Task directions:
Identify the lines bearing the string "name" and gather them.

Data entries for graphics

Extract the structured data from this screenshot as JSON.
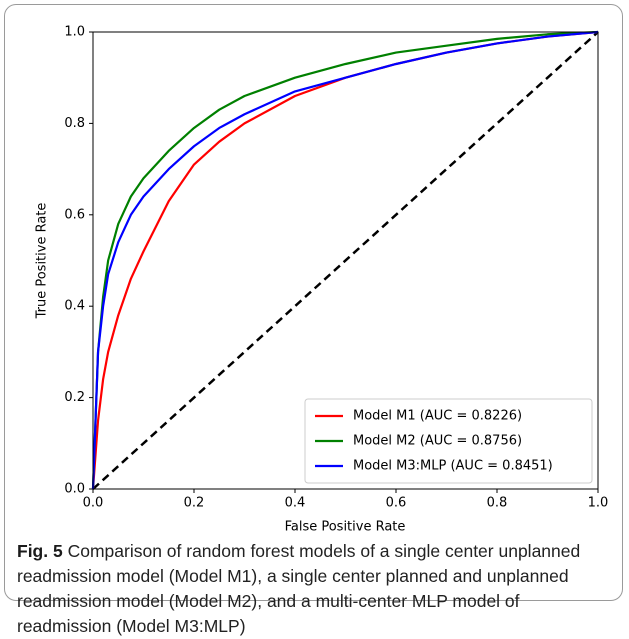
{
  "chart_data": {
    "type": "line",
    "xlabel": "False Positive Rate",
    "ylabel": "True Positive Rate",
    "x": [
      0,
      0.01,
      0.02,
      0.03,
      0.05,
      0.075,
      0.1,
      0.15,
      0.2,
      0.25,
      0.3,
      0.4,
      0.5,
      0.6,
      0.7,
      0.8,
      0.9,
      1.0
    ],
    "series": [
      {
        "name": "Model M1 (AUC = 0.8226)",
        "color": "#ff0000",
        "values": [
          0,
          0.15,
          0.24,
          0.3,
          0.38,
          0.46,
          0.52,
          0.63,
          0.71,
          0.76,
          0.8,
          0.86,
          0.9,
          0.93,
          0.955,
          0.975,
          0.99,
          1.0
        ]
      },
      {
        "name": "Model M2 (AUC = 0.8756)",
        "color": "#008000",
        "values": [
          0,
          0.3,
          0.42,
          0.5,
          0.58,
          0.64,
          0.68,
          0.74,
          0.79,
          0.83,
          0.86,
          0.9,
          0.93,
          0.955,
          0.97,
          0.985,
          0.995,
          1.0
        ]
      },
      {
        "name": "Model M3:MLP (AUC = 0.8451)",
        "color": "#0000ff",
        "values": [
          0,
          0.3,
          0.4,
          0.47,
          0.54,
          0.6,
          0.64,
          0.7,
          0.75,
          0.79,
          0.82,
          0.87,
          0.9,
          0.93,
          0.955,
          0.975,
          0.99,
          1.0
        ]
      }
    ],
    "xlim": [
      0,
      1
    ],
    "ylim": [
      0,
      1
    ],
    "xticks": [
      {
        "value": 0,
        "label": "0.0"
      },
      0.2,
      0.4,
      0.6,
      0.8,
      {
        "value": 1,
        "label": "1.0"
      }
    ],
    "yticks": [
      {
        "value": 0,
        "label": "0.0"
      },
      0.2,
      0.4,
      0.6,
      0.8,
      {
        "value": 1,
        "label": "1.0"
      }
    ],
    "grid": false,
    "legend": "lower right"
  },
  "caption": {
    "label": "Fig. 5",
    "text": "Comparison of random forest models of a single center unplanned readmission model (Model M1), a single center planned and unplanned readmission model (Model M2), and a multi-center MLP model of readmission (Model M3:MLP)"
  }
}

Task result:
        "name": "Model M1 (AUC = 0.8226)",
        "name": "Model M2 (AUC = 0.8756)",
        "name": "Model M3:MLP (AUC = 0.8451)",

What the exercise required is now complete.